### WHAT THE TASK REQUIRES
For each line below that contains the string "grid", copy that line.

[Records from a data source]
** start **
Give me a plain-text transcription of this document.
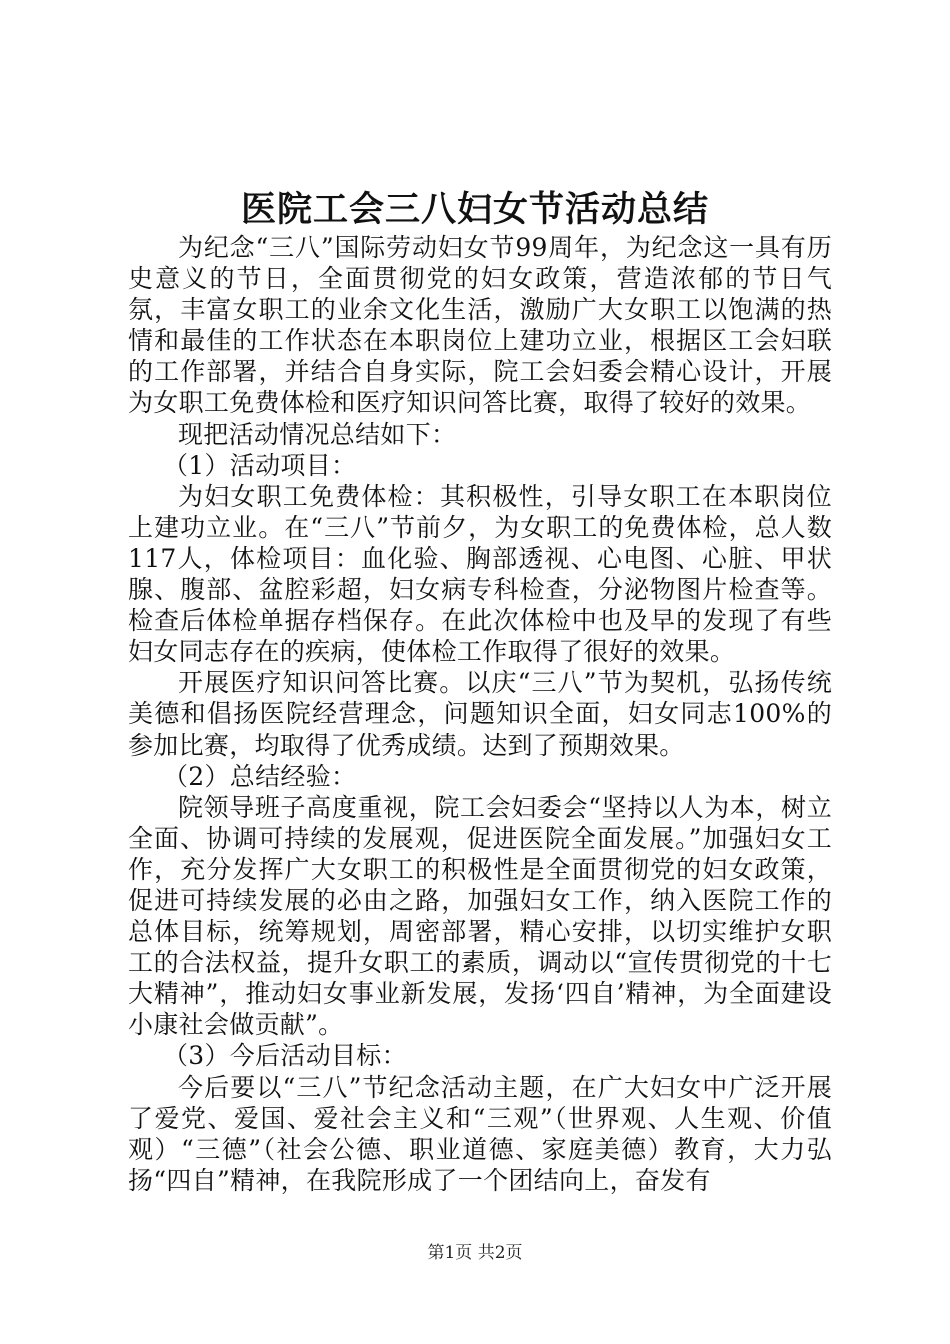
医院工会三八妇女节活动总结

为纪念“三八”国际劳动妇女节99周年，为纪念这一具有历史意义的节日，全面贯彻党的妇女政策，营造浓郁的节日气氛，丰富女职工的业余文化生活，激励广大女职工以饱满的热情和最佳的工作状态在本职岗位上建功立业，根据区工会妇联的工作部署，并结合自身实际，院工会妇委会精心设计，开展为女职工免费体检和医疗知识问答比赛，取得了较好的效果。

现把活动情况总结如下：

（1）活动项目：

为妇女职工免费体检：其积极性，引导女职工在本职岗位上建功立业。在“三八”节前夕，为女职工的免费体检，总人数117人，体检项目：血化验、胸部透视、心电图、心脏、甲状腺、腹部、盆腔彩超，妇女病专科检查，分泌物图片检查等。检查后体检单据存档保存。在此次体检中也及早的发现了有些妇女同志存在的疾病，使体检工作取得了很好的效果。

开展医疗知识问答比赛。以庆“三八”节为契机，弘扬传统美德和倡扬医院经营理念，问题知识全面，妇女同志100%的参加比赛，均取得了优秀成绩。达到了预期效果。

（2）总结经验：

院领导班子高度重视，院工会妇委会“坚持以人为本，树立全面、协调可持续的发展观，促进医院全面发展。”加强妇女工作，充分发挥广大女职工的积极性是全面贯彻党的妇女政策，促进可持续发展的必由之路，加强妇女工作，纳入医院工作的总体目标，统筹规划，周密部署，精心安排，以切实维护女职工的合法权益，提升女职工的素质，调动以“宣传贯彻党的十七大精神”，推动妇女事业新发展，发扬‘四自’精神，为全面建设小康社会做贡献”。

（3）今后活动目标：

今后要以“三八”节纪念活动主题，在广大妇女中广泛开展了爱党、爱国、爱社会主义和“三观”（世界观、人生观、价值观）“三德”（社会公德、职业道德、家庭美德）教育，大力弘扬“四自”精神，在我院形成了一个团结向上，奋发有

第1页 共2页
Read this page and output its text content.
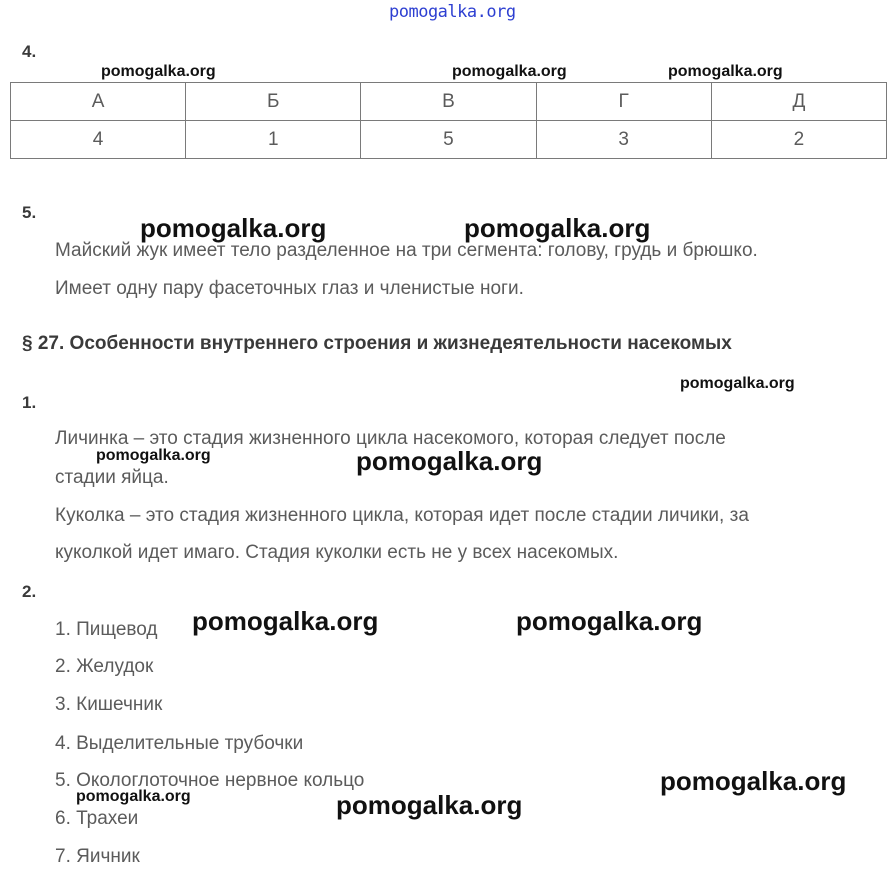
pomogalka.org
pomogalka.org	pomogalka.org	pomogalka.org
4.
А	Б	В	Г	Д
4	1	5	3	2
5.
Майский жук имеет тело разделенное на три сегмента: голову, грудь и брюшко.
Имеет одну пару фасеточных глаз и членистые ноги.
pomogalka.org	pomogalka.org
§ 27. Особенности внутреннего строения и жизнедеятельности насекомых
pomogalka.org
1.
Личинка – это стадия жизненного цикла насекомого, которая следует после
стадии яйца.
Куколка – это стадия жизненного цикла, которая идет после стадии личики, за
куколкой идет имаго. Стадия куколки есть не у всех насекомых.
pomogalka.org	pomogalka.org
2.
1. Пищевод
2. Желудок
3. Кишечник
4. Выделительные трубочки
5. Окологлоточное нервное кольцо
6. Трахеи
7. Яичник
pomogalka.org	pomogalka.org
pomogalka.org
pomogalka.org	pomogalka.org
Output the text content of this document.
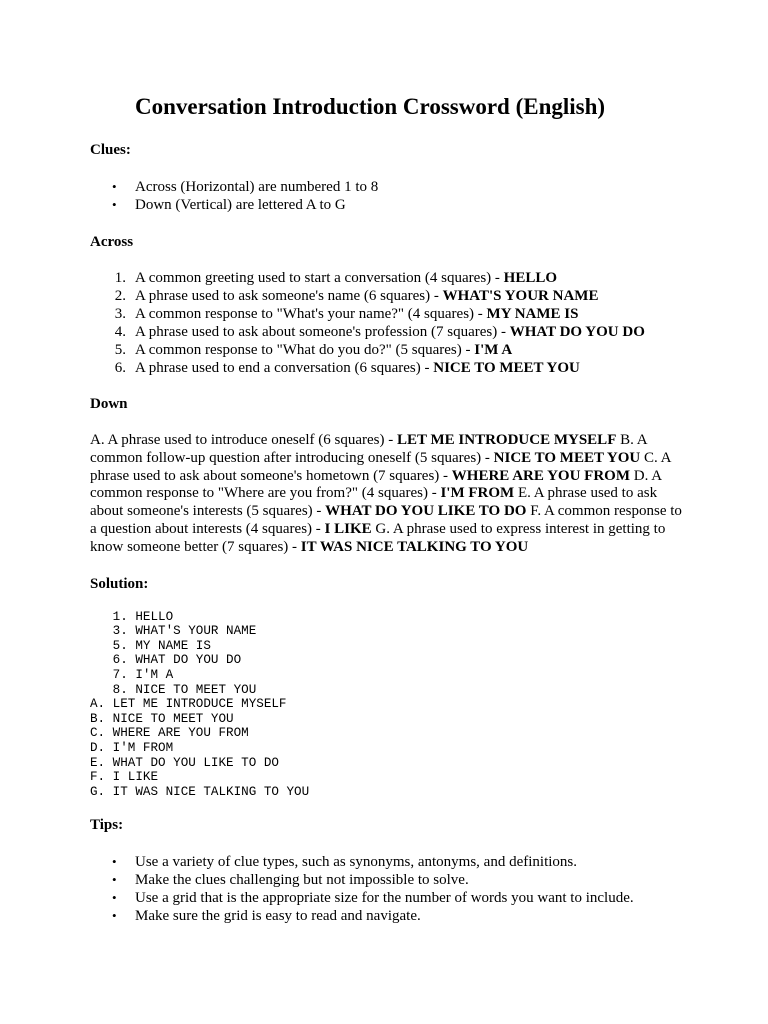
Conversation Introduction Crossword (English)

Clues:

• Across (Horizontal) are numbered 1 to 8
• Down (Vertical) are lettered A to G

Across

1. A common greeting used to start a conversation (4 squares) - HELLO
2. A phrase used to ask someone's name (6 squares) - WHAT'S YOUR NAME
3. A common response to "What's your name?" (4 squares) - MY NAME IS
4. A phrase used to ask about someone's profession (7 squares) - WHAT DO YOU DO
5. A common response to "What do you do?" (5 squares) - I'M A
6. A phrase used to end a conversation (6 squares) - NICE TO MEET YOU

Down

A. A phrase used to introduce oneself (6 squares) - LET ME INTRODUCE MYSELF B. A common follow-up question after introducing oneself (5 squares) - NICE TO MEET YOU C. A phrase used to ask about someone's hometown (7 squares) - WHERE ARE YOU FROM D. A common response to "Where are you from?" (4 squares) - I'M FROM E. A phrase used to ask about someone's interests (5 squares) - WHAT DO YOU LIKE TO DO F. A common response to a question about interests (4 squares) - I LIKE G. A phrase used to express interest in getting to know someone better (7 squares) - IT WAS NICE TALKING TO YOU

Solution:

1. HELLO
3. WHAT'S YOUR NAME
5. MY NAME IS
6. WHAT DO YOU DO
7. I'M A
8. NICE TO MEET YOU
A. LET ME INTRODUCE MYSELF
B. NICE TO MEET YOU
C. WHERE ARE YOU FROM
D. I'M FROM
E. WHAT DO YOU LIKE TO DO
F. I LIKE
G. IT WAS NICE TALKING TO YOU

Tips:

• Use a variety of clue types, such as synonyms, antonyms, and definitions.
• Make the clues challenging but not impossible to solve.
• Use a grid that is the appropriate size for the number of words you want to include.
• Make sure the grid is easy to read and navigate.
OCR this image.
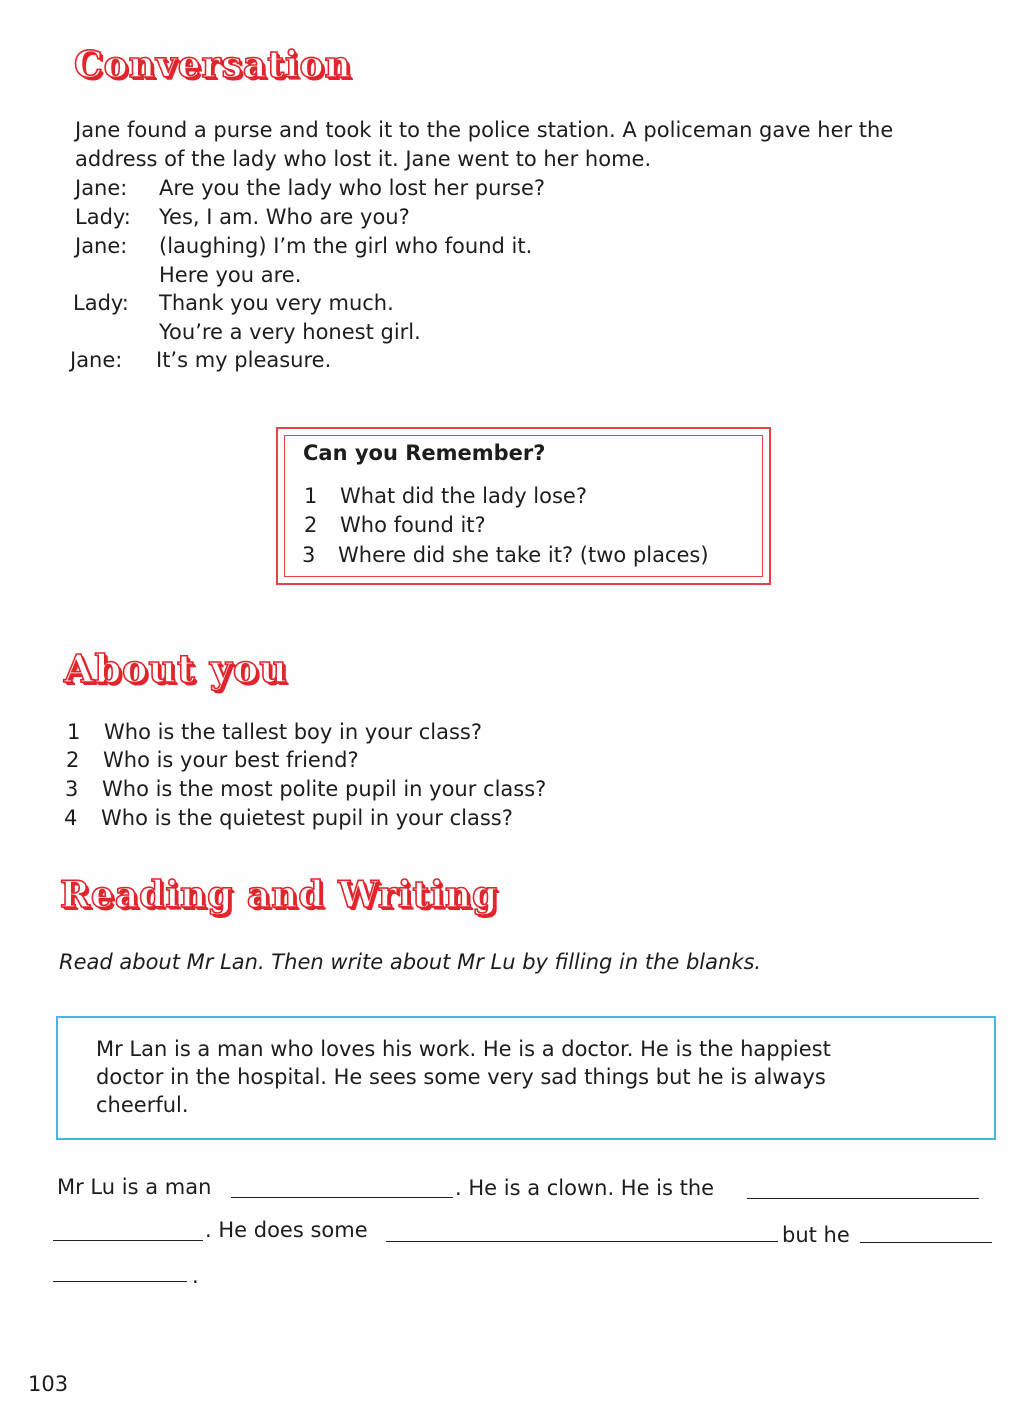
Conversation
Jane found a purse and took it to the police station. A policeman gave her the
address of the lady who lost it. Jane went to her home.
Jane: Are you the lady who lost her purse?
Lady: Yes, I am. Who are you?
Jane: (laughing) I’m the girl who found it.
Here you are.
Lady: Thank you very much.
You’re a very honest girl.
Jane: It’s my pleasure.
Can you Remember?
1 What did the lady lose?
2 Who found it?
3 Where did she take it? (two places)
About you
1 Who is the tallest boy in your class?
2 Who is your best friend?
3 Who is the most polite pupil in your class?
4 Who is the quietest pupil in your class?
Reading and Writing
Read about Mr Lan. Then write about Mr Lu by filling in the blanks.
Mr Lan is a man who loves his work. He is a doctor. He is the happiest
doctor in the hospital. He sees some very sad things but he is always
cheerful.
Mr Lu is a man	. He is a clown. He is the
. He does some	but he
.
103
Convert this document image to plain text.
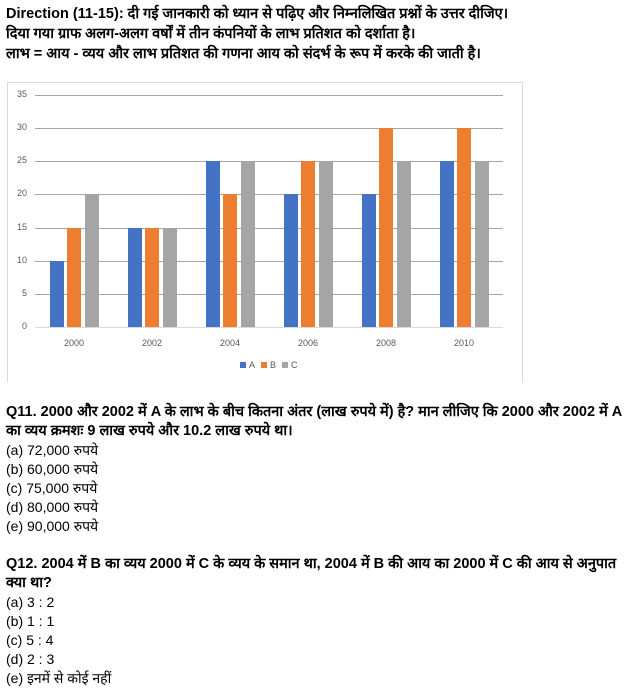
Direction (11-15): दी गई जानकारी को ध्यान से पढ़िए और निम्नलिखित प्रश्नों के उत्तर दीजिए।
दिया गया ग्राफ अलग-अलग वर्षों में तीन कंपनियों के लाभ प्रतिशत को दर्शाता है।
लाभ = आय - व्यय और लाभ प्रतिशत की गणना आय को संदर्भ के रूप में करके की जाती है।
0
5
10
15
20
25
30
35
2000	2002	2004	2006	2008	2010
A B C
Q11. 2000 और 2002 में A के लाभ के बीच कितना अंतर (लाख रुपये में) है? मान लीजिए कि 2000 और 2002 में A का व्यय क्रमशः 9 लाख रुपये और 10.2 लाख रुपये था।
(a) 72,000 रुपये
(b) 60,000 रुपये
(c) 75,000 रुपये
(d) 80,000 रुपये
(e) 90,000 रुपये
Q12. 2004 में B का व्यय 2000 में C के व्यय के समान था, 2004 में B की आय का 2000 में C की आय से अनुपात क्या था?
(a) 3 : 2
(b) 1 : 1
(c) 5 : 4
(d) 2 : 3
(e) इनमें से कोई नहीं
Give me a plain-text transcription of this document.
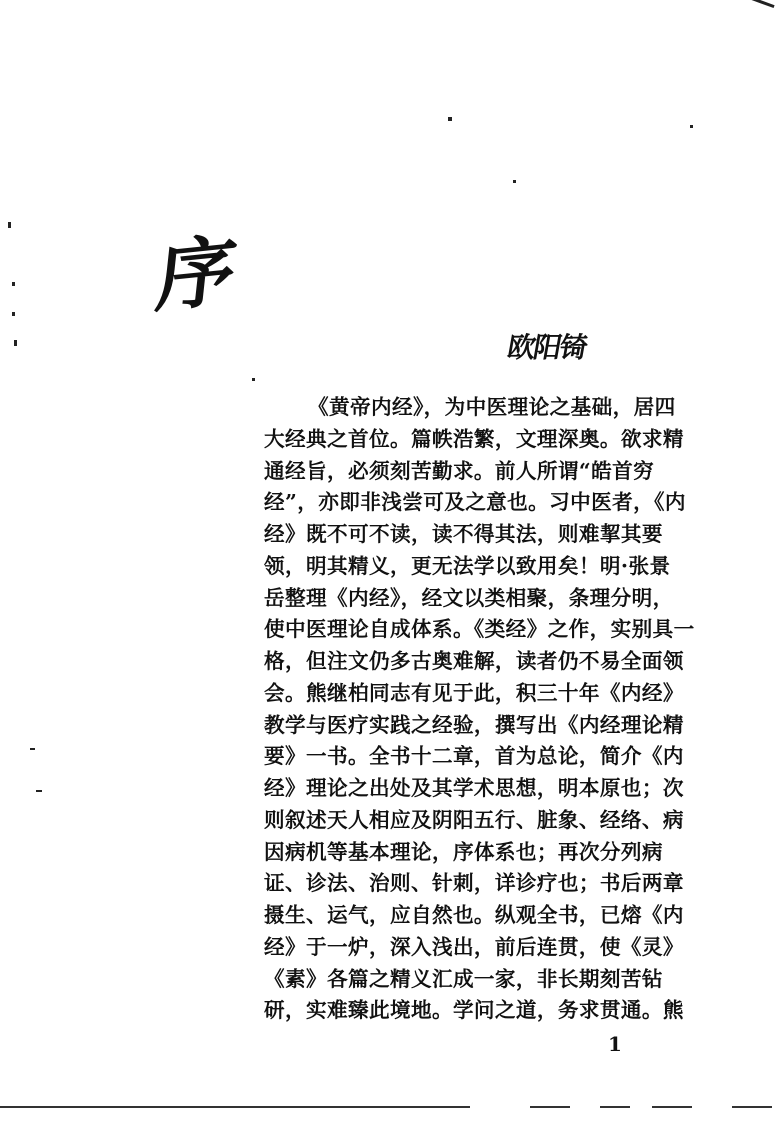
序
欧阳锜
《黄帝内经》，为中医理论之基础，居四
大经典之首位。篇帙浩繁，文理深奥。欲求精
通经旨，必须刻苦勤求。前人所谓“皓首穷
经”，亦即非浅尝可及之意也。习中医者，《内
经》既不可不读，读不得其法，则难挈其要
领，明其精义，更无法学以致用矣！明·张景
岳整理《内经》，经文以类相聚，条理分明，
使中医理论自成体系。《类经》之作，实别具一
格，但注文仍多古奥难解，读者仍不易全面领
会。熊继柏同志有见于此，积三十年《内经》
教学与医疗实践之经验，撰写出《内经理论精
要》一书。全书十二章，首为总论，简介《内
经》理论之出处及其学术思想，明本原也；次
则叙述天人相应及阴阳五行、脏象、经络、病
因病机等基本理论，序体系也；再次分列病
证、诊法、治则、针刺，详诊疗也；书后两章
摄生、运气，应自然也。纵观全书，已熔《内
经》于一炉，深入浅出，前后连贯，使《灵》
《素》各篇之精义汇成一家，非长期刻苦钻
研，实难臻此境地。学问之道，务求贯通。熊
1
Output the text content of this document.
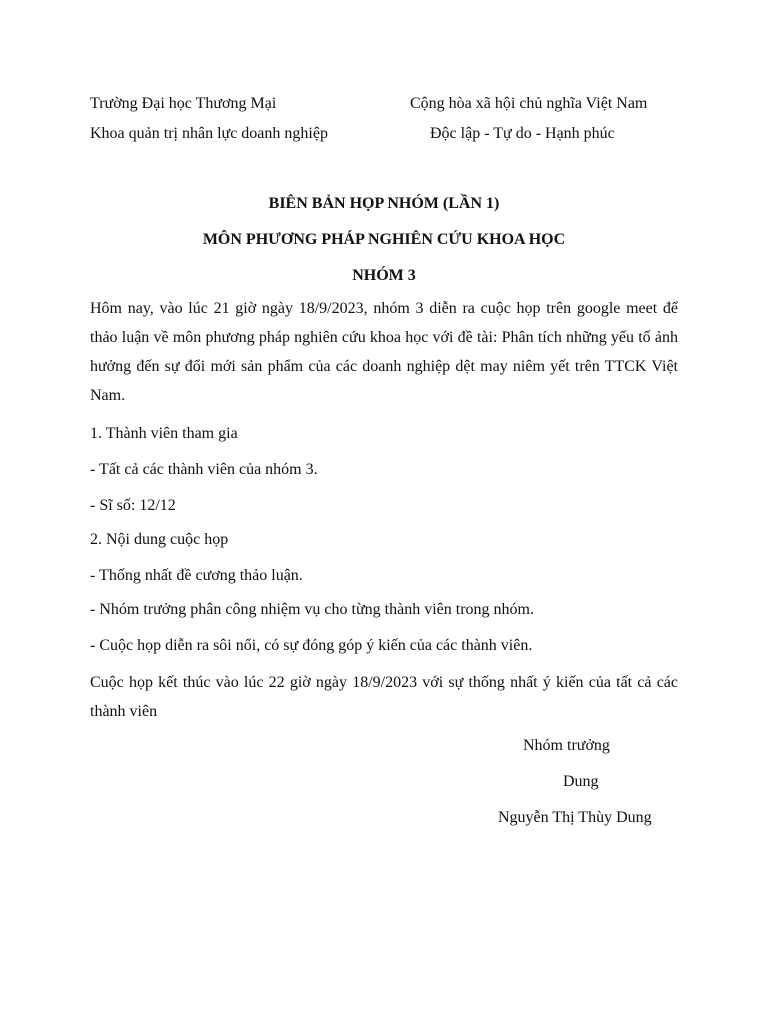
Trường Đại học Thương Mại
Khoa quản trị nhân lực doanh nghiệp
Cộng hòa xã hội chủ nghĩa Việt Nam
Độc lập - Tự do - Hạnh phúc
BIÊN BẢN HỌP NHÓM (LẦN 1)
MÔN PHƯƠNG PHÁP NGHIÊN CỨU KHOA HỌC
NHÓM 3
Hôm nay, vào lúc 21 giờ ngày 18/9/2023, nhóm 3 diễn ra cuộc họp trên google meet để thảo luận về môn phương pháp nghiên cứu khoa học với đề tài: Phân tích những yếu tố ảnh hưởng đến sự đổi mới sản phẩm của các doanh nghiệp dệt may niêm yết trên TTCK Việt Nam.
1. Thành viên tham gia
- Tất cả các thành viên của nhóm 3.
- Sĩ số: 12/12
2. Nội dung cuộc họp
- Thống nhất đề cương thảo luận.
- Nhóm trưởng phân công nhiệm vụ cho từng thành viên trong nhóm.
- Cuộc họp diễn ra sôi nổi, có sự đóng góp ý kiến của các thành viên.
Cuộc họp kết thúc vào lúc 22 giờ ngày 18/9/2023 với sự thống nhất ý kiến của tất cả các thành viên
Nhóm trưởng
Dung
Nguyễn Thị Thùy Dung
** end **
### PROBLEM SOLUTION
• Use a grid that is the appropriate size for the number of words you want to include.
• Make sure the grid is easy to read and navigate.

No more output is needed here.